━━━━━ DATASET EXCERPTS

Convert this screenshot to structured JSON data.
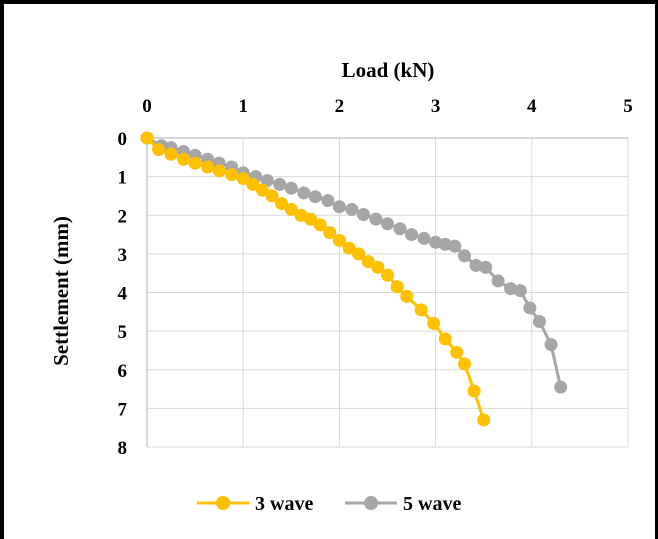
{
  "chart_data": {
    "type": "scatter",
    "title": "",
    "xlabel": "Load (kN)",
    "ylabel": "Settlement (mm)",
    "xlim": [
      0,
      5
    ],
    "ylim": [
      0,
      8
    ],
    "y_inverted": true,
    "x_axis_position": "top",
    "x_ticks": [
      "0",
      "1",
      "2",
      "3",
      "4",
      "5"
    ],
    "y_ticks": [
      "0",
      "1",
      "2",
      "3",
      "4",
      "5",
      "6",
      "7",
      "8"
    ],
    "grid": true,
    "legend_position": "bottom",
    "series": [
      {
        "name": "3 wave",
        "color": "#ffc000",
        "points": [
          [
            0,
            0
          ],
          [
            0.12,
            0.3
          ],
          [
            0.25,
            0.42
          ],
          [
            0.38,
            0.55
          ],
          [
            0.5,
            0.65
          ],
          [
            0.63,
            0.75
          ],
          [
            0.75,
            0.85
          ],
          [
            0.88,
            0.95
          ],
          [
            1.0,
            1.05
          ],
          [
            1.1,
            1.2
          ],
          [
            1.2,
            1.35
          ],
          [
            1.3,
            1.5
          ],
          [
            1.4,
            1.7
          ],
          [
            1.5,
            1.85
          ],
          [
            1.6,
            2.0
          ],
          [
            1.7,
            2.1
          ],
          [
            1.8,
            2.25
          ],
          [
            1.9,
            2.45
          ],
          [
            2.0,
            2.65
          ],
          [
            2.1,
            2.85
          ],
          [
            2.2,
            3.0
          ],
          [
            2.3,
            3.2
          ],
          [
            2.4,
            3.35
          ],
          [
            2.5,
            3.55
          ],
          [
            2.6,
            3.85
          ],
          [
            2.7,
            4.1
          ],
          [
            2.85,
            4.45
          ],
          [
            2.98,
            4.8
          ],
          [
            3.1,
            5.2
          ],
          [
            3.22,
            5.55
          ],
          [
            3.3,
            5.85
          ],
          [
            3.4,
            6.55
          ],
          [
            3.5,
            7.3
          ]
        ]
      },
      {
        "name": "5 wave",
        "color": "#a6a6a6",
        "points": [
          [
            0,
            0
          ],
          [
            0.15,
            0.2
          ],
          [
            0.25,
            0.25
          ],
          [
            0.38,
            0.35
          ],
          [
            0.5,
            0.45
          ],
          [
            0.63,
            0.55
          ],
          [
            0.75,
            0.65
          ],
          [
            0.88,
            0.75
          ],
          [
            1.0,
            0.9
          ],
          [
            1.13,
            1.0
          ],
          [
            1.25,
            1.1
          ],
          [
            1.38,
            1.2
          ],
          [
            1.5,
            1.3
          ],
          [
            1.63,
            1.42
          ],
          [
            1.75,
            1.52
          ],
          [
            1.88,
            1.62
          ],
          [
            2.0,
            1.78
          ],
          [
            2.13,
            1.85
          ],
          [
            2.25,
            1.98
          ],
          [
            2.38,
            2.1
          ],
          [
            2.5,
            2.22
          ],
          [
            2.63,
            2.35
          ],
          [
            2.75,
            2.5
          ],
          [
            2.88,
            2.6
          ],
          [
            3.0,
            2.7
          ],
          [
            3.1,
            2.75
          ],
          [
            3.2,
            2.8
          ],
          [
            3.3,
            3.05
          ],
          [
            3.42,
            3.3
          ],
          [
            3.52,
            3.35
          ],
          [
            3.65,
            3.7
          ],
          [
            3.78,
            3.9
          ],
          [
            3.88,
            3.95
          ],
          [
            3.98,
            4.4
          ],
          [
            4.08,
            4.75
          ],
          [
            4.2,
            5.35
          ],
          [
            4.3,
            6.45
          ]
        ]
      }
    ]
  }
}
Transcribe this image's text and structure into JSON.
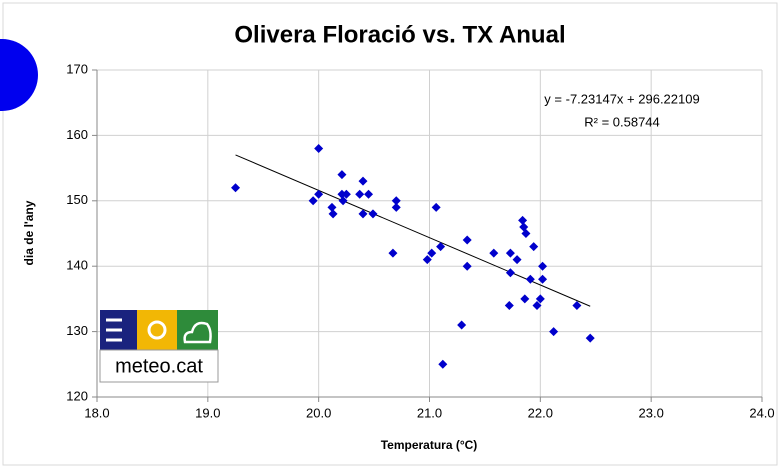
{
  "chart_data": {
    "type": "scatter",
    "title": "Olivera Floració  vs.  TX Anual",
    "x_label": "Temperatura (°C)",
    "y_label": "dia de l'any",
    "color": "#0000cc",
    "grid": true,
    "xlim": [
      18,
      24
    ],
    "ylim": [
      120,
      170
    ],
    "xticks": [
      {
        "value": 18,
        "label": "18.0"
      },
      {
        "value": 19,
        "label": "19.0"
      },
      {
        "value": 20,
        "label": "20.0"
      },
      {
        "value": 21,
        "label": "21.0"
      },
      {
        "value": 22,
        "label": "22.0"
      },
      {
        "value": 23,
        "label": "23.0"
      },
      {
        "value": 24,
        "label": "24.0"
      }
    ],
    "yticks": [
      120,
      130,
      140,
      150,
      160,
      170
    ],
    "x": [
      19.25,
      20.0,
      19.95,
      20.0,
      20.12,
      20.13,
      20.21,
      20.21,
      20.25,
      20.22,
      20.37,
      20.4,
      20.4,
      20.45,
      20.49,
      20.67,
      20.7,
      20.7,
      20.98,
      21.02,
      21.06,
      21.1,
      21.12,
      21.29,
      21.34,
      21.34,
      21.58,
      21.72,
      21.73,
      21.73,
      21.79,
      21.84,
      21.85,
      21.87,
      21.86,
      21.91,
      21.94,
      21.97,
      22.0,
      22.02,
      22.02,
      22.12,
      22.33,
      22.45
    ],
    "values": [
      152,
      158,
      150,
      151,
      149,
      148,
      154,
      151,
      151,
      150,
      151,
      153,
      148,
      151,
      148,
      142,
      150,
      149,
      141,
      142,
      149,
      143,
      125,
      131,
      144,
      140,
      142,
      134,
      142,
      139,
      141,
      147,
      146,
      145,
      135,
      138,
      143,
      134,
      135,
      140,
      138,
      130,
      134,
      129
    ],
    "trendline": {
      "slope": -7.23147,
      "intercept": 296.22109,
      "label": "y = -7.23147x + 296.22109",
      "r2_label": "R² = 0.58744"
    },
    "logo": "meteo.cat"
  }
}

━━━━━━━━━━

PROBLEM DESCRIPTION>
Find every line in the records that contains the word "title"; copy those lines.

ANSWER TO THIS TASK>
    "title": "",
    "title": "Olivera Floració  vs.  TX Anual",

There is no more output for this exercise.